* INFORMATION GIVEN *

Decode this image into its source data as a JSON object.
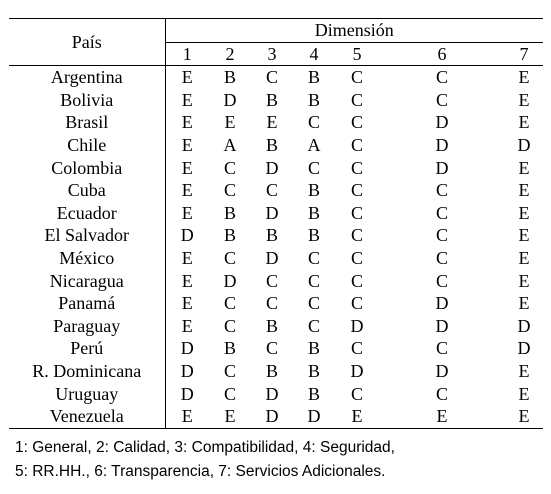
{
  "table": {
    "header_country": "País",
    "header_dimension": "Dimensión",
    "dimension_numbers": [
      "1",
      "2",
      "3",
      "4",
      "5",
      "6",
      "7"
    ],
    "rows": [
      {
        "country": "Argentina",
        "values": [
          "E",
          "B",
          "C",
          "B",
          "C",
          "C",
          "E"
        ]
      },
      {
        "country": "Bolivia",
        "values": [
          "E",
          "D",
          "B",
          "B",
          "C",
          "C",
          "E"
        ]
      },
      {
        "country": "Brasil",
        "values": [
          "E",
          "E",
          "E",
          "C",
          "C",
          "D",
          "E"
        ]
      },
      {
        "country": "Chile",
        "values": [
          "E",
          "A",
          "B",
          "A",
          "C",
          "D",
          "D"
        ]
      },
      {
        "country": "Colombia",
        "values": [
          "E",
          "C",
          "D",
          "C",
          "C",
          "D",
          "E"
        ]
      },
      {
        "country": "Cuba",
        "values": [
          "E",
          "C",
          "C",
          "B",
          "C",
          "C",
          "E"
        ]
      },
      {
        "country": "Ecuador",
        "values": [
          "E",
          "B",
          "D",
          "B",
          "C",
          "C",
          "E"
        ]
      },
      {
        "country": "El Salvador",
        "values": [
          "D",
          "B",
          "B",
          "B",
          "C",
          "C",
          "E"
        ]
      },
      {
        "country": "México",
        "values": [
          "E",
          "C",
          "D",
          "C",
          "C",
          "C",
          "E"
        ]
      },
      {
        "country": "Nicaragua",
        "values": [
          "E",
          "D",
          "C",
          "C",
          "C",
          "C",
          "E"
        ]
      },
      {
        "country": "Panamá",
        "values": [
          "E",
          "C",
          "C",
          "C",
          "C",
          "D",
          "E"
        ]
      },
      {
        "country": "Paraguay",
        "values": [
          "E",
          "C",
          "B",
          "C",
          "D",
          "D",
          "D"
        ]
      },
      {
        "country": "Perú",
        "values": [
          "D",
          "B",
          "C",
          "B",
          "C",
          "C",
          "D"
        ]
      },
      {
        "country": "R. Dominicana",
        "values": [
          "D",
          "C",
          "B",
          "B",
          "D",
          "D",
          "E"
        ]
      },
      {
        "country": "Uruguay",
        "values": [
          "D",
          "C",
          "D",
          "B",
          "C",
          "C",
          "E"
        ]
      },
      {
        "country": "Venezuela",
        "values": [
          "E",
          "E",
          "D",
          "D",
          "E",
          "E",
          "E"
        ]
      }
    ]
  },
  "legend": {
    "line1": "1: General, 2: Calidad, 3: Compatibilidad, 4: Seguridad,",
    "line2": "5: RR.HH., 6: Transparencia, 7: Servicios Adicionales."
  }
}
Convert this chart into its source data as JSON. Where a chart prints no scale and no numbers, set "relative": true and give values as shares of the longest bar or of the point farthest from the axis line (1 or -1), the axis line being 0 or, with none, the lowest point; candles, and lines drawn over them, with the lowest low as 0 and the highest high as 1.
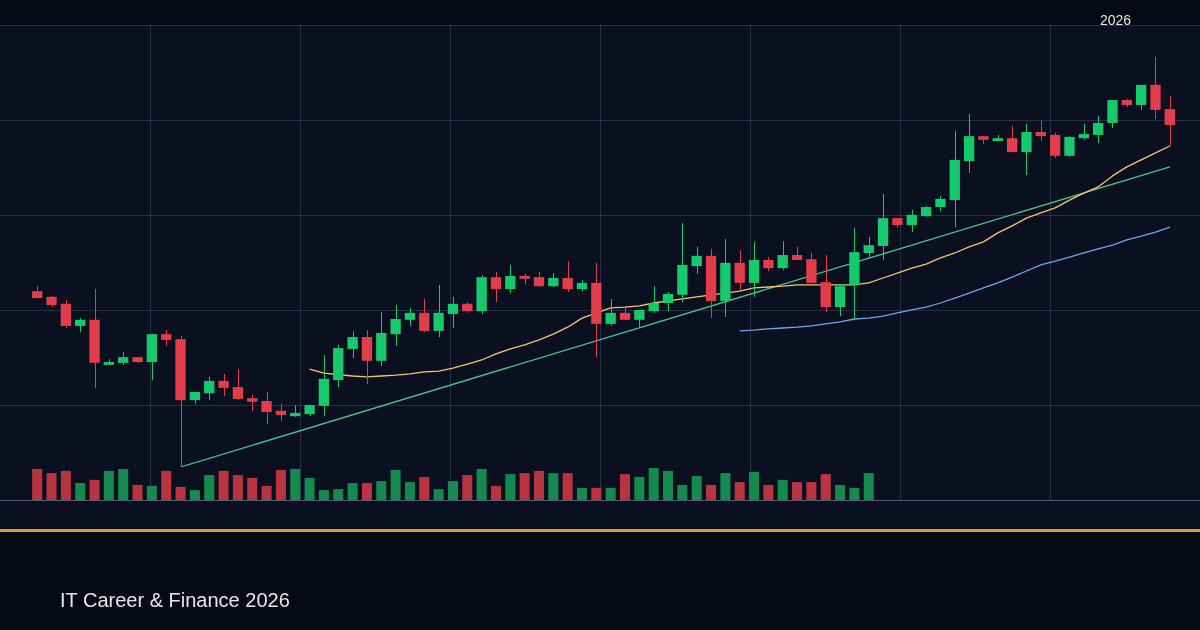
{
  "chart_data": [
    {
      "type": "candlestick",
      "relative": true,
      "grid": true,
      "subtitle": "IT Career & Finance 2026",
      "annotations": [
        "2026"
      ],
      "categories": [
        null,
        null,
        null,
        null,
        null,
        null,
        null,
        null,
        null,
        null,
        null,
        null,
        null,
        null,
        null,
        null,
        null,
        null,
        null,
        null,
        null,
        null,
        null,
        null,
        null,
        null,
        null,
        null,
        null,
        null,
        null,
        null,
        null,
        null,
        null,
        null,
        null,
        null,
        null,
        null,
        null,
        null,
        null,
        null,
        null,
        null,
        null,
        null,
        null,
        null,
        null,
        null,
        null,
        null,
        null,
        null,
        null,
        null,
        null,
        null,
        null,
        null,
        null,
        null,
        null,
        null,
        null,
        null,
        null,
        null,
        null,
        null,
        null,
        null,
        null,
        null,
        null,
        null,
        null,
        null
      ],
      "ohlc": [
        [
          0.429,
          0.441,
          0.412,
          0.412
        ],
        [
          0.415,
          0.417,
          0.39,
          0.395
        ],
        [
          0.398,
          0.407,
          0.339,
          0.344
        ],
        [
          0.344,
          0.363,
          0.329,
          0.359
        ],
        [
          0.359,
          0.434,
          0.193,
          0.254
        ],
        [
          0.249,
          0.263,
          0.249,
          0.256
        ],
        [
          0.254,
          0.28,
          0.249,
          0.268
        ],
        [
          0.268,
          0.268,
          0.254,
          0.256
        ],
        [
          0.256,
          0.324,
          0.212,
          0.324
        ],
        [
          0.324,
          0.334,
          0.295,
          0.31
        ],
        [
          0.312,
          0.32,
          0,
          0.163
        ],
        [
          0.163,
          0.183,
          0.154,
          0.183
        ],
        [
          0.18,
          0.22,
          0.163,
          0.21
        ],
        [
          0.21,
          0.227,
          0.173,
          0.193
        ],
        [
          0.195,
          0.239,
          0.163,
          0.166
        ],
        [
          0.168,
          0.176,
          0.137,
          0.159
        ],
        [
          0.161,
          0.183,
          0.105,
          0.134
        ],
        [
          0.137,
          0.154,
          0.112,
          0.127
        ],
        [
          0.124,
          0.151,
          0.122,
          0.132
        ],
        [
          0.129,
          0.151,
          0.124,
          0.151
        ],
        [
          0.149,
          0.273,
          0.124,
          0.215
        ],
        [
          0.212,
          0.298,
          0.195,
          0.29
        ],
        [
          0.288,
          0.332,
          0.266,
          0.317
        ],
        [
          0.317,
          0.334,
          0.202,
          0.259
        ],
        [
          0.259,
          0.378,
          0.246,
          0.327
        ],
        [
          0.324,
          0.395,
          0.295,
          0.361
        ],
        [
          0.359,
          0.388,
          0.344,
          0.376
        ],
        [
          0.376,
          0.41,
          0.329,
          0.332
        ],
        [
          0.332,
          0.444,
          0.317,
          0.376
        ],
        [
          0.373,
          0.415,
          0.339,
          0.398
        ],
        [
          0.398,
          0.402,
          0.376,
          0.38
        ],
        [
          0.38,
          0.468,
          0.373,
          0.463
        ],
        [
          0.463,
          0.476,
          0.402,
          0.434
        ],
        [
          0.434,
          0.493,
          0.424,
          0.466
        ],
        [
          0.466,
          0.471,
          0.446,
          0.459
        ],
        [
          0.463,
          0.476,
          0.439,
          0.441
        ],
        [
          0.441,
          0.473,
          0.439,
          0.461
        ],
        [
          0.461,
          0.502,
          0.427,
          0.434
        ],
        [
          0.434,
          0.456,
          0.429,
          0.449
        ],
        [
          0.449,
          0.498,
          0.268,
          0.349
        ],
        [
          0.349,
          0.41,
          0.344,
          0.376
        ],
        [
          0.376,
          0.388,
          0.359,
          0.359
        ],
        [
          0.359,
          0.383,
          0.341,
          0.383
        ],
        [
          0.38,
          0.441,
          0.376,
          0.4
        ],
        [
          0.4,
          0.427,
          0.38,
          0.422
        ],
        [
          0.42,
          0.595,
          0.402,
          0.493
        ],
        [
          0.49,
          0.537,
          0.471,
          0.515
        ],
        [
          0.515,
          0.532,
          0.363,
          0.405
        ],
        [
          0.405,
          0.556,
          0.366,
          0.498
        ],
        [
          0.498,
          0.529,
          0.432,
          0.449
        ],
        [
          0.449,
          0.549,
          0.415,
          0.505
        ],
        [
          0.505,
          0.512,
          0.478,
          0.485
        ],
        [
          0.485,
          0.551,
          0.48,
          0.517
        ],
        [
          0.517,
          0.537,
          0.505,
          0.505
        ],
        [
          0.507,
          0.522,
          0.449,
          0.449
        ],
        [
          0.451,
          0.517,
          0.378,
          0.39
        ],
        [
          0.39,
          0.446,
          0.368,
          0.441
        ],
        [
          0.444,
          0.583,
          0.359,
          0.524
        ],
        [
          0.522,
          0.561,
          0.51,
          0.541
        ],
        [
          0.539,
          0.666,
          0.505,
          0.607
        ],
        [
          0.607,
          0.607,
          0.583,
          0.59
        ],
        [
          0.59,
          0.627,
          0.573,
          0.615
        ],
        [
          0.612,
          0.637,
          0.61,
          0.634
        ],
        [
          0.634,
          0.661,
          0.624,
          0.654
        ],
        [
          0.651,
          0.82,
          0.585,
          0.749
        ],
        [
          0.746,
          0.861,
          0.717,
          0.807
        ],
        [
          0.807,
          0.807,
          0.788,
          0.798
        ],
        [
          0.795,
          0.81,
          0.795,
          0.802
        ],
        [
          0.802,
          0.832,
          0.768,
          0.768
        ],
        [
          0.768,
          0.837,
          0.712,
          0.817
        ],
        [
          0.817,
          0.844,
          0.795,
          0.807
        ],
        [
          0.81,
          0.815,
          0.754,
          0.759
        ],
        [
          0.759,
          0.807,
          0.756,
          0.805
        ],
        [
          0.802,
          0.837,
          0.798,
          0.812
        ],
        [
          0.81,
          0.856,
          0.79,
          0.839
        ],
        [
          0.839,
          0.895,
          0.827,
          0.895
        ],
        [
          0.895,
          0.898,
          0.878,
          0.883
        ],
        [
          0.883,
          0.932,
          0.871,
          0.932
        ],
        [
          0.932,
          1,
          0.849,
          0.871
        ],
        [
          0.873,
          0.905,
          0.783,
          0.834
        ]
      ],
      "colors": [
        "#e23d4b",
        "#e23d4b",
        "#e23d4b",
        "#16c96c",
        "#e23d4b",
        "#16c96c",
        "#16c96c",
        "#e23d4b",
        "#16c96c",
        "#e23d4b",
        "#e23d4b",
        "#16c96c",
        "#16c96c",
        "#e23d4b",
        "#e23d4b",
        "#e23d4b",
        "#e23d4b",
        "#e23d4b",
        "#16c96c",
        "#16c96c",
        "#16c96c",
        "#16c96c",
        "#16c96c",
        "#e23d4b",
        "#16c96c",
        "#16c96c",
        "#16c96c",
        "#e23d4b",
        "#16c96c",
        "#16c96c",
        "#e23d4b",
        "#16c96c",
        "#e23d4b",
        "#16c96c",
        "#e23d4b",
        "#e23d4b",
        "#16c96c",
        "#e23d4b",
        "#16c96c",
        "#e23d4b",
        "#16c96c",
        "#e23d4b",
        "#16c96c",
        "#16c96c",
        "#16c96c",
        "#16c96c",
        "#16c96c",
        "#e23d4b",
        "#16c96c",
        "#e23d4b",
        "#16c96c",
        "#e23d4b",
        "#16c96c",
        "#e23d4b",
        "#e23d4b",
        "#e23d4b",
        "#16c96c",
        "#16c96c",
        "#16c96c",
        "#16c96c",
        "#e23d4b",
        "#16c96c",
        "#16c96c",
        "#16c96c",
        "#16c96c",
        "#16c96c",
        "#e23d4b",
        "#16c96c",
        "#e23d4b",
        "#16c96c",
        "#e23d4b",
        "#e23d4b",
        "#16c96c",
        "#16c96c",
        "#16c96c",
        "#16c96c",
        "#e23d4b",
        "#16c96c",
        "#e23d4b",
        "#e23d4b"
      ],
      "series": [
        {
          "type": "line",
          "color": "#f5c46a",
          "values": [
            null,
            null,
            null,
            null,
            null,
            null,
            null,
            null,
            null,
            null,
            null,
            null,
            null,
            null,
            null,
            null,
            null,
            null,
            null,
            0.239,
            0.229,
            null,
            0.222,
            0.22,
            0.222,
            0.224,
            0.227,
            0.232,
            0.234,
            0.241,
            0.251,
            0.261,
            0.276,
            0.288,
            0.298,
            0.31,
            0.324,
            0.341,
            0.363,
            null,
            0.388,
            0.39,
            0.393,
            0.4,
            null,
            0.41,
            0.415,
            null,
            null,
            0.429,
            0.437,
            0.439,
            0.441,
            0.444,
            0.444,
            null,
            null,
            0.444,
            0.449,
            0.461,
            0.473,
            0.485,
            0.495,
            0.51,
            0.522,
            0.537,
            0.549,
            0.571,
            0.588,
            0.607,
            0.62,
            0.632,
            0.651,
            0.668,
            0.683,
            0.71,
            0.732,
            0.749,
            0.766,
            0.783
          ]
        },
        {
          "type": "line",
          "color": "#6ea4f2",
          "values": [
            null,
            null,
            null,
            null,
            null,
            null,
            null,
            null,
            null,
            null,
            null,
            null,
            null,
            null,
            null,
            null,
            null,
            null,
            null,
            null,
            null,
            null,
            null,
            null,
            null,
            null,
            null,
            null,
            null,
            null,
            null,
            null,
            null,
            null,
            null,
            null,
            null,
            null,
            null,
            null,
            null,
            null,
            null,
            null,
            null,
            null,
            null,
            null,
            null,
            0.332,
            0.334,
            0.337,
            0.339,
            0.341,
            0.344,
            0.349,
            0.354,
            0.361,
            0.363,
            0.368,
            0.376,
            0.383,
            0.39,
            0.4,
            0.412,
            0.424,
            0.437,
            0.449,
            0.463,
            0.478,
            0.493,
            0.502,
            0.512,
            0.522,
            0.532,
            0.541,
            0.554,
            0.563,
            0.573,
            0.585
          ]
        },
        {
          "type": "line",
          "color": "#4cc48a",
          "values": [
            null,
            null,
            null,
            null,
            null,
            null,
            null,
            null,
            null,
            null,
            0,
            null,
            null,
            null,
            null,
            null,
            null,
            null,
            null,
            null,
            null,
            null,
            null,
            null,
            null,
            null,
            null,
            null,
            null,
            null,
            null,
            null,
            null,
            null,
            null,
            null,
            null,
            null,
            null,
            null,
            null,
            null,
            null,
            null,
            null,
            null,
            null,
            null,
            null,
            null,
            null,
            null,
            null,
            null,
            null,
            null,
            null,
            null,
            null,
            null,
            null,
            null,
            null,
            null,
            null,
            null,
            null,
            null,
            null,
            null,
            null,
            null,
            null,
            null,
            null,
            null,
            null,
            null,
            null,
            0.732
          ]
        }
      ]
    },
    {
      "type": "bar",
      "relative": true,
      "categories": [
        null,
        null,
        null,
        null,
        null,
        null,
        null,
        null,
        null,
        null,
        null,
        null,
        null,
        null,
        null,
        null,
        null,
        null,
        null,
        null,
        null,
        null,
        null,
        null,
        null,
        null,
        null,
        null,
        null,
        null,
        null,
        null,
        null,
        null,
        null,
        null,
        null,
        null,
        null,
        null,
        null,
        null,
        null,
        null,
        null,
        null,
        null,
        null,
        null,
        null,
        null,
        null,
        null,
        null,
        null,
        null,
        null,
        null,
        null
      ],
      "values": [
        0.97,
        0.84,
        0.91,
        0.53,
        0.63,
        0.91,
        0.97,
        0.47,
        0.44,
        0.91,
        0.41,
        0.31,
        0.78,
        0.91,
        0.78,
        0.69,
        0.44,
        0.94,
        0.97,
        0.69,
        0.31,
        0.34,
        0.53,
        0.53,
        0.59,
        0.94,
        0.56,
        0.72,
        0.34,
        0.59,
        0.78,
        0.97,
        0.44,
        0.81,
        0.84,
        0.91,
        0.84,
        0.84,
        0.38,
        0.38,
        0.38,
        0.81,
        0.72,
        1,
        0.91,
        0.47,
        0.75,
        0.47,
        0.84,
        0.56,
        0.88,
        0.47,
        0.63,
        0.56,
        0.56,
        0.81,
        0.47,
        0.38,
        0.84
      ],
      "colors": [
        "#b8343f",
        "#b8343f",
        "#b8343f",
        "#16894f",
        "#b8343f",
        "#16894f",
        "#16894f",
        "#b8343f",
        "#16894f",
        "#b8343f",
        "#b8343f",
        "#16894f",
        "#16894f",
        "#b8343f",
        "#b8343f",
        "#b8343f",
        "#b8343f",
        "#b8343f",
        "#16894f",
        "#16894f",
        "#16894f",
        "#16894f",
        "#16894f",
        "#b8343f",
        "#16894f",
        "#16894f",
        "#16894f",
        "#b8343f",
        "#16894f",
        "#16894f",
        "#b8343f",
        "#16894f",
        "#b8343f",
        "#16894f",
        "#b8343f",
        "#b8343f",
        "#16894f",
        "#b8343f",
        "#16894f",
        "#b8343f",
        "#16894f",
        "#b8343f",
        "#16894f",
        "#16894f",
        "#16894f",
        "#16894f",
        "#16894f",
        "#b8343f",
        "#16894f",
        "#b8343f",
        "#16894f",
        "#b8343f",
        "#16894f",
        "#b8343f",
        "#b8343f",
        "#b8343f",
        "#16894f",
        "#16894f",
        "#16894f"
      ]
    }
  ]
}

* PROBLEM STATEMENT *
Copy each line from the records above that includes the string "true".

* WRITTEN SOLUTION *
Convert this chart into its source data as JSON. Where a chart prints no scale and no numbers, set "relative": true and give values as shares of the longest bar or of the point farthest from the axis line (1 or -1), the axis line being 0 or, with none, the lowest point; candles, and lines drawn over them, with the lowest low as 0 and the highest high as 1.
      "relative": true,
      "grid": true,
      "relative": true,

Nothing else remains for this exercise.